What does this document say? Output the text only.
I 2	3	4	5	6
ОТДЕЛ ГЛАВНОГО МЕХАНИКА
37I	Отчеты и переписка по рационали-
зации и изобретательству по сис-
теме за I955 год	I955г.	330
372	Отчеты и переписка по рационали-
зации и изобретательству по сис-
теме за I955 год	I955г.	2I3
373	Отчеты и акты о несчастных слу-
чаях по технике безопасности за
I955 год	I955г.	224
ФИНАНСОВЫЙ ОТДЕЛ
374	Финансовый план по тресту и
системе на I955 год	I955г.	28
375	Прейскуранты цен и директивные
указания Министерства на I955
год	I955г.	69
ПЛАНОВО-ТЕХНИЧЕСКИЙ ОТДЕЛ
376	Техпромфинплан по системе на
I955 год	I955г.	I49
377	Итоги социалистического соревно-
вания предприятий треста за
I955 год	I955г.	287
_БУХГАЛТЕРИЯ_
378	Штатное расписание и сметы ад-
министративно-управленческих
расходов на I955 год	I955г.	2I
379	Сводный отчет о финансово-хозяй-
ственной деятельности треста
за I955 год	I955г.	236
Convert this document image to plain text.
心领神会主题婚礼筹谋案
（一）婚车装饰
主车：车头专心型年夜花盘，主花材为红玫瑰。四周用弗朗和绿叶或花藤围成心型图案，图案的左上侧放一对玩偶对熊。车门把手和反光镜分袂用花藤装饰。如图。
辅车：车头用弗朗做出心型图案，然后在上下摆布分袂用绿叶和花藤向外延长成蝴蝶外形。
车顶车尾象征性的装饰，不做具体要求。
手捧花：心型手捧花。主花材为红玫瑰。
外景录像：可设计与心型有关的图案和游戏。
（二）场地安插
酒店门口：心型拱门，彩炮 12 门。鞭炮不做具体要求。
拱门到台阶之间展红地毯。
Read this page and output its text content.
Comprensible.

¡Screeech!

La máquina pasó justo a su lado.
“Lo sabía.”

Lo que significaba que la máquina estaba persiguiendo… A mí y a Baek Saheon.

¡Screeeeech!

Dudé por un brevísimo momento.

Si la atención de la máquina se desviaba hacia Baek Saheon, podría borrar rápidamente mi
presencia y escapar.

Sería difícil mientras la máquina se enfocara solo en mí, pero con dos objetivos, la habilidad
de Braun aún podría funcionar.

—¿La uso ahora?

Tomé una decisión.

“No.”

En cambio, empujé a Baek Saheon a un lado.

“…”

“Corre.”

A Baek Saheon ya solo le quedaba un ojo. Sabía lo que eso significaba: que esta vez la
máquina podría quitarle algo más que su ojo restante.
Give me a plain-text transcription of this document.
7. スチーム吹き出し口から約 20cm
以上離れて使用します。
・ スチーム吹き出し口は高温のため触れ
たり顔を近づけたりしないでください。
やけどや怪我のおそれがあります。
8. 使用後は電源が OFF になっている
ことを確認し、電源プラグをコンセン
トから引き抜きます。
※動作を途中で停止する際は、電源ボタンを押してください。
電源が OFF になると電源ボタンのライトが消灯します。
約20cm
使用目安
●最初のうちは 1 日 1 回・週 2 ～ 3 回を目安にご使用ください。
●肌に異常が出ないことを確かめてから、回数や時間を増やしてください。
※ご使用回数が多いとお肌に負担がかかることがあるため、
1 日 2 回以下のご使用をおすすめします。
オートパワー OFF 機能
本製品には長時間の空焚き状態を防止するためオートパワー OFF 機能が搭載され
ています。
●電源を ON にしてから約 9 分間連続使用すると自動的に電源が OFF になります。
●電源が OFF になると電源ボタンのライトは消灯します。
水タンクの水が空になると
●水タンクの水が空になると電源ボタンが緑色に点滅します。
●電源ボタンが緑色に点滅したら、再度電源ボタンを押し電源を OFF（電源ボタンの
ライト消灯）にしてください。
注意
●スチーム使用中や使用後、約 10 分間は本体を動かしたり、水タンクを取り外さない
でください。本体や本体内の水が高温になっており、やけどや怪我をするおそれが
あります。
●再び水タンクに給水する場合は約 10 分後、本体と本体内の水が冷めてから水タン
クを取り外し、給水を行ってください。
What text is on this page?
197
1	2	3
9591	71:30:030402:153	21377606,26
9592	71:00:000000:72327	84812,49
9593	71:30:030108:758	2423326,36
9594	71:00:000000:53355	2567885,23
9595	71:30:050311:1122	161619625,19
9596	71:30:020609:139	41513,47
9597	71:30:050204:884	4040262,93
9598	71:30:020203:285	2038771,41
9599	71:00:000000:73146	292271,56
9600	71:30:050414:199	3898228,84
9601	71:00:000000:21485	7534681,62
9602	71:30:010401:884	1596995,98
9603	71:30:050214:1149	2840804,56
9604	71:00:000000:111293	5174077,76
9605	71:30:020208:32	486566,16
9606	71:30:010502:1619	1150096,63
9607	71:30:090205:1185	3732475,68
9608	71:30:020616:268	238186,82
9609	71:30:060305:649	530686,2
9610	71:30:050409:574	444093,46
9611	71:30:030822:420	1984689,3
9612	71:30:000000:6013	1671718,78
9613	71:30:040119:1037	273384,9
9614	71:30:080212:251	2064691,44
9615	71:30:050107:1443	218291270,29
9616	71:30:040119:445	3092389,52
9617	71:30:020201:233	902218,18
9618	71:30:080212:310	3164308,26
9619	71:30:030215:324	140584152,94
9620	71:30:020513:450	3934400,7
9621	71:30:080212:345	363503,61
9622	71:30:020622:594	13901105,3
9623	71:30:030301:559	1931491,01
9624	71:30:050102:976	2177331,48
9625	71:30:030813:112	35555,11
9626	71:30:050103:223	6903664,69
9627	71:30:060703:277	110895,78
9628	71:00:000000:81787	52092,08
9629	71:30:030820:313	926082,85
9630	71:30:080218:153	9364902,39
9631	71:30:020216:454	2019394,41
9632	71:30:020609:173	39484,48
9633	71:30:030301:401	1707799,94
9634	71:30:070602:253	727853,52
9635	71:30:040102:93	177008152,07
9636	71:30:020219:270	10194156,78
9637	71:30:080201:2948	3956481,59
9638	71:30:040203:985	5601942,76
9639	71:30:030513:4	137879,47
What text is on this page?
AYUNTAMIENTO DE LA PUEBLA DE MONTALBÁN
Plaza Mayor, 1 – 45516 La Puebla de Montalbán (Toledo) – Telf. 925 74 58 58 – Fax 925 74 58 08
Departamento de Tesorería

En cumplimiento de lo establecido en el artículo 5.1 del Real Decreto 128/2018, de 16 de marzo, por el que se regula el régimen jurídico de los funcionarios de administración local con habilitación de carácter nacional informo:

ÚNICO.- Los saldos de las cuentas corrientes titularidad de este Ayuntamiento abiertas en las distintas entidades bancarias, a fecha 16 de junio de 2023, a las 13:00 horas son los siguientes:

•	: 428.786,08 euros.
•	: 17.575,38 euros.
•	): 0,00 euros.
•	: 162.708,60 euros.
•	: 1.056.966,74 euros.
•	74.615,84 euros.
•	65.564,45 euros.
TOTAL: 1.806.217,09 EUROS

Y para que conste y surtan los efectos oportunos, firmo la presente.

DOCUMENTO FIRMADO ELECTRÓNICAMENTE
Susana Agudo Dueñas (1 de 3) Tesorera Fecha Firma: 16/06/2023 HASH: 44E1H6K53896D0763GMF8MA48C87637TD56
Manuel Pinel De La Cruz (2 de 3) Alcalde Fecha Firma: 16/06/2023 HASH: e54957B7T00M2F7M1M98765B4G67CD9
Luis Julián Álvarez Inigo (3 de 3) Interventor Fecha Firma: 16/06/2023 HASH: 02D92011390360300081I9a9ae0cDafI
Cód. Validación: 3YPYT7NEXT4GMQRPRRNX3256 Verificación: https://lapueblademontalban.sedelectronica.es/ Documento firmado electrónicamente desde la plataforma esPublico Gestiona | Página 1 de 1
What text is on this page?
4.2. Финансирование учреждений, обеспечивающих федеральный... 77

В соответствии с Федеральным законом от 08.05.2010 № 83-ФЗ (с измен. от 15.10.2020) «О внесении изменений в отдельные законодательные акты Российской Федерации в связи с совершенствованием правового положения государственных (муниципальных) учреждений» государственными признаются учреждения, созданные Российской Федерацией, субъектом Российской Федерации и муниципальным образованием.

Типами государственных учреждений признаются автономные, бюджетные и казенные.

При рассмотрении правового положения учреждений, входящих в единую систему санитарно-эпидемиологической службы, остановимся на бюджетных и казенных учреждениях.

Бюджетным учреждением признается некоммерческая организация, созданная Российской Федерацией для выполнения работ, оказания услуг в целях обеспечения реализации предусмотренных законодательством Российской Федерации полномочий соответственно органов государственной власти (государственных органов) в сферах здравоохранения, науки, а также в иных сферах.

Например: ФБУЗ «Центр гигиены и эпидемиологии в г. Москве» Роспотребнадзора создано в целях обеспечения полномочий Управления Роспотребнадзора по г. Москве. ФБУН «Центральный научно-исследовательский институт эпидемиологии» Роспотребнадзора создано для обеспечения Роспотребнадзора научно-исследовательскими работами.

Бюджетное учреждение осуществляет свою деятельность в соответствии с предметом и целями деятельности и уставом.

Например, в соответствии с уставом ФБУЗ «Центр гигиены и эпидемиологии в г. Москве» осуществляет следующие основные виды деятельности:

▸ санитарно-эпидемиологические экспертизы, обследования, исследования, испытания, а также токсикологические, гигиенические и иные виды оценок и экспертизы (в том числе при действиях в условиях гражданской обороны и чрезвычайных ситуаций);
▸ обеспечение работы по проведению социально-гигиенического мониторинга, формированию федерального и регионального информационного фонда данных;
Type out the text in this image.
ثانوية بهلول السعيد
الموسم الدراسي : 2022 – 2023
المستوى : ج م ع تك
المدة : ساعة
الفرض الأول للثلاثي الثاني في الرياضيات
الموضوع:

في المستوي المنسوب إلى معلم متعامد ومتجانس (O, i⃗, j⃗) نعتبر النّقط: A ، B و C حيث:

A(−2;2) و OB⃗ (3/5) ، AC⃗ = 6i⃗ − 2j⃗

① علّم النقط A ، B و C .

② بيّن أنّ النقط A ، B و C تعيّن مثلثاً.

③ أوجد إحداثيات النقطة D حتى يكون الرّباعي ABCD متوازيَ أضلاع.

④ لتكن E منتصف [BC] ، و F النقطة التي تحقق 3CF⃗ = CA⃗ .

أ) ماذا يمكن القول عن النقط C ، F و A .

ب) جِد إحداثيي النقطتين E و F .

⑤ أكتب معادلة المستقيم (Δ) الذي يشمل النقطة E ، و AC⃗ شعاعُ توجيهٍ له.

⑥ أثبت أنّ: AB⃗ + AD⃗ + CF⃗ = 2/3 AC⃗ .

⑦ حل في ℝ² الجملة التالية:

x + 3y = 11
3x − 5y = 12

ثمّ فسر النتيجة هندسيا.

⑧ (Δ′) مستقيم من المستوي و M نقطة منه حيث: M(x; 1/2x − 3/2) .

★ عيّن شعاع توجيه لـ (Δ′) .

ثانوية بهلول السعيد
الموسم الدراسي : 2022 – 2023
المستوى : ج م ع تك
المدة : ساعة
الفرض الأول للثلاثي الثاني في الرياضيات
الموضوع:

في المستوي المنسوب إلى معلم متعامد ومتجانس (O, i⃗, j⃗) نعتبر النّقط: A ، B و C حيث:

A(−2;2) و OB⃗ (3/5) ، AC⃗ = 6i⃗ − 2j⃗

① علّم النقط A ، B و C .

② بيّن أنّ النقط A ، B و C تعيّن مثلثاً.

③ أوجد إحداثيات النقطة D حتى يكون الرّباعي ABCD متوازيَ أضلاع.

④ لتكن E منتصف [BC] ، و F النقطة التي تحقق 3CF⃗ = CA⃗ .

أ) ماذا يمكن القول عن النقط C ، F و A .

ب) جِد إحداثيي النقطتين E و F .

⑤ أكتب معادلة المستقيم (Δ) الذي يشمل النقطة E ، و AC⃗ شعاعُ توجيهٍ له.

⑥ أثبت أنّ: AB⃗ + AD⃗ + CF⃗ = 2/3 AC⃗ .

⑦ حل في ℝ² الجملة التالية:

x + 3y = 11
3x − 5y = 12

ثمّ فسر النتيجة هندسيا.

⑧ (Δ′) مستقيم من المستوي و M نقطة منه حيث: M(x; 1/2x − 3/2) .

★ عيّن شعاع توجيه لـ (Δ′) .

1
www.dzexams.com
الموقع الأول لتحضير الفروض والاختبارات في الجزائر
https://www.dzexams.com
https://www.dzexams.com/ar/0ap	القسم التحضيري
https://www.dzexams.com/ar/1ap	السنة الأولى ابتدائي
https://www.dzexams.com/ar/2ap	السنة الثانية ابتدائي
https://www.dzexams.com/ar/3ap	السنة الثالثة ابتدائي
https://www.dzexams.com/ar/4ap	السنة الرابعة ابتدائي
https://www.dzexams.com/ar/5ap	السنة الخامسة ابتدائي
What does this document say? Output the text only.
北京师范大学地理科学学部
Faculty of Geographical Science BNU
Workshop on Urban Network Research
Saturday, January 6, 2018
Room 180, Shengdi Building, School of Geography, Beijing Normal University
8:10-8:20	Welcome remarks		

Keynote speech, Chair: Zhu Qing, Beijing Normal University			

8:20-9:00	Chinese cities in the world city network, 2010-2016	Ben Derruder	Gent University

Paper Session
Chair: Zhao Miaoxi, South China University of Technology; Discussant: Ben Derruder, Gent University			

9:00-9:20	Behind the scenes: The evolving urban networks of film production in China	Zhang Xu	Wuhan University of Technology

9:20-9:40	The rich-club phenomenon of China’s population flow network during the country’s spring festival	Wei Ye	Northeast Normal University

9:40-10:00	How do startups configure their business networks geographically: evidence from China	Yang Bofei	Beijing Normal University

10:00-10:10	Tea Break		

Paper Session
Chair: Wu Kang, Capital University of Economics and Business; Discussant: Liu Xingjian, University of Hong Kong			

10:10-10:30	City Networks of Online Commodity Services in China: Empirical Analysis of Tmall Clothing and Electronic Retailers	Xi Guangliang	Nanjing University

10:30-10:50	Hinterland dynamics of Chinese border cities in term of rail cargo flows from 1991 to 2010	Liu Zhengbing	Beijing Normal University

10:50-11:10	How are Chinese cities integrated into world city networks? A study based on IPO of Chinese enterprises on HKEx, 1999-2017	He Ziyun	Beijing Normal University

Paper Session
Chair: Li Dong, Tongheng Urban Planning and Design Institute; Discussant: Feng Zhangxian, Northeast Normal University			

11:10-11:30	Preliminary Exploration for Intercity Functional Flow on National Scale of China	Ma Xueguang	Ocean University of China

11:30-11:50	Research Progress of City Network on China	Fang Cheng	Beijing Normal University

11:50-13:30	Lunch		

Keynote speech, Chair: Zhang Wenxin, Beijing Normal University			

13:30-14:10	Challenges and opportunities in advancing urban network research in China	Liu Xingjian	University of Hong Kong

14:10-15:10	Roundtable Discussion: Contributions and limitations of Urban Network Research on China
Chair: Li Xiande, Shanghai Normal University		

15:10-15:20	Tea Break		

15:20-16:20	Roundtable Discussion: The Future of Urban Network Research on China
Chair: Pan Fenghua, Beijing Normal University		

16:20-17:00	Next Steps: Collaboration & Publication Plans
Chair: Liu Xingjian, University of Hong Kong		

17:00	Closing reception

.....

■ **AIM**
Each line that contains the string "speech" counts once; say how many there are and nothing else.

■ **RESULT OF THE TASK**
2